AUSGEWÄHLTE TEXTSTELLE:
——

2005 haben wir festgeschrieben – dies ist mir ganz wichtig –, dass an unseren Hochschulen nicht gespart wird, sondern dass der Betrag, den wir aus dem Jahr 2004 mitbringen, eine Aufweitung erfährt, dass wir diese Mittel steigern. Wir haben in dem Planungssicherheitskonzept, dem Innovationsbündnis zwischen den Hochschulen und den Ministerien – inklusive Finanzminister – ausdrücklich festgeschrieben, dass es bei uns dann, wenn wir Möglichkeiten des Zuwachses haben, keine Abstriche geben wird. Abstriche, also 1 % weniger, sind in allen anderen Bündnissen anderer Länder ausdrücklich vereinbart, wenn die Hochschulen bestimmte Leistungen erbringen. Bei uns heißt es: Im Prinzip Umorientierung ohne Zusatzbelastung, weil wir an den entsprechenden Hochschulen die steigenden Zahlen mit einkalkulieren müssen. Dafür gibt es aber das Zugeständnis des Staates, dass bei uns der Zuwachs am größten ist, denn im Staatshaushalt Bayerns liegt der größte Zuwachs beim Hochschuletat. 7,2 % in zwei Jahren, das werden Sie nirgendwo fi nden. Überall dort, wo Sie einmal mitregiert haben, konnte das alles nicht eingehalten werden. Ich bitte, das immer gegenüberzustellen.

——

DATENAUSZUG:
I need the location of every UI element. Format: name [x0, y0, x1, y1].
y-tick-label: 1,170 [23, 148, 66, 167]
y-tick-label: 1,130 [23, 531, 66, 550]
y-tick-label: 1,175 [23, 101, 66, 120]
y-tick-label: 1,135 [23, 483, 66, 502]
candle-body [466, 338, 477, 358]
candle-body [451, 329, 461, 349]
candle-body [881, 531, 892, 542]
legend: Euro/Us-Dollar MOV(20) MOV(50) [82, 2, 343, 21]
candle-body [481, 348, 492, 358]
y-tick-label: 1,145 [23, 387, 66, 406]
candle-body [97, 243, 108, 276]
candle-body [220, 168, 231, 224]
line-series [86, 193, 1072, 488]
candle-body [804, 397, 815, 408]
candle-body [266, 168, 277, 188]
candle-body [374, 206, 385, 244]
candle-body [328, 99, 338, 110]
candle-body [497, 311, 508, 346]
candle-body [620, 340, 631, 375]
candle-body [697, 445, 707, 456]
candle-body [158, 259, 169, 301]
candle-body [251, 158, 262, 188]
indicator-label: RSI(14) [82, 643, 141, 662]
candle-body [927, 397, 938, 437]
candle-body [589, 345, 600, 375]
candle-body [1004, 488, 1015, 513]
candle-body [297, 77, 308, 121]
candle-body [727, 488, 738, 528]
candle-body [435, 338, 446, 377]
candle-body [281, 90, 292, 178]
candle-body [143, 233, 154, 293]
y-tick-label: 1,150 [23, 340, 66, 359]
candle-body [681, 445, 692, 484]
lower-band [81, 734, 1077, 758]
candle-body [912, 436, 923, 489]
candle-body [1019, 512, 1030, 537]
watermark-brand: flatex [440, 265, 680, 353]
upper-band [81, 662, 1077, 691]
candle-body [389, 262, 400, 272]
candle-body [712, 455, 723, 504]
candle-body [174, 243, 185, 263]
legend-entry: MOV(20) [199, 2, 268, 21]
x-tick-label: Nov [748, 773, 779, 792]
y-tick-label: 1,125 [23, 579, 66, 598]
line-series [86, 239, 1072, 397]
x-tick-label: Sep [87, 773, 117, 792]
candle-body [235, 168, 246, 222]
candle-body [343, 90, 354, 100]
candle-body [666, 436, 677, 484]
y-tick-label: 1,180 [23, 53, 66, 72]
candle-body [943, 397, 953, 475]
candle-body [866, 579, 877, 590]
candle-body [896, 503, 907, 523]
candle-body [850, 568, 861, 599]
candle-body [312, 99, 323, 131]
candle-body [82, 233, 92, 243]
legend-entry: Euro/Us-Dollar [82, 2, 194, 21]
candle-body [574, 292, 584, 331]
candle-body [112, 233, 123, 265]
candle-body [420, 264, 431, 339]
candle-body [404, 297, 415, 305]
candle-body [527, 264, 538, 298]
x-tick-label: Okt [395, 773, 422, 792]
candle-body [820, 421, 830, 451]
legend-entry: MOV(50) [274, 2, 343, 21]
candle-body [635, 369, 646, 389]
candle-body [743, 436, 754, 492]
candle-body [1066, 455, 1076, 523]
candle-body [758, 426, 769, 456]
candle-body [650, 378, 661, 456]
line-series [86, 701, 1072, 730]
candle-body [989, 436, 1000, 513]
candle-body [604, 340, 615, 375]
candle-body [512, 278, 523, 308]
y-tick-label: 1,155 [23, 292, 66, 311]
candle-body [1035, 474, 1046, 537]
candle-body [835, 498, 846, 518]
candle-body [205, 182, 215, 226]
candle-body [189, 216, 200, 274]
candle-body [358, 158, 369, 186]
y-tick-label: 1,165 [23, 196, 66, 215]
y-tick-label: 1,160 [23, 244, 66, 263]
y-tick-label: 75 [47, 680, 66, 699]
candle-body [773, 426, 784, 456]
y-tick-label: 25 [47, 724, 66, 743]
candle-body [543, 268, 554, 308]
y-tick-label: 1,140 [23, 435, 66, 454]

——

AUFGABE 1:
Was sagt die Textstelle zu diesen drei Punkten?
(a) Aus welchem Jahr stammt der Betrag, der eine Aufweitung erfahren soll?
(b) Welcher Abstrich ist in den Bündnissen anderer Länder vereinbart?
(c) Wie hoch ist der Zuwachs beim Hochschuletat in zwei Jahren?
AUFGABE 2: Wer gehört laut der Textstelle zum Innovationsbündnis?
AUFGABE 3:
Stimmen diese Aussagen mit der Textstelle überein? Antworten Sie jeweils mit Ja oder Nein und zitieren Sie die entscheidenden Worte.
(a) An den Hochschulen soll gespart werden.
(b) Im Staatshaushalt Bayerns liegt der größte Zuwachs beim Hochschuletat.
(c) In den Bündnissen anderer Länder sind keine Abstriche vereinbart.

ANTWORTFELD 1:
(a) Aus dem Jahr 2004.
(b) 1 % weniger.
(c) 7,2 %.

ANTWORTFELD 2: Die Hochschulen, die Ministerien und der Finanzminister.

ANTWORTFELD 3:
(a) Nein: „dass an unseren Hochschulen nicht gespart wird“
(b) Ja: „im Staatshaushalt Bayerns liegt der größte Zuwachs beim Hochschuletat“
(c) Nein: „Abstriche, also 1 % weniger, sind in allen anderen Bündnissen anderer Länder ausdrücklich vereinbart“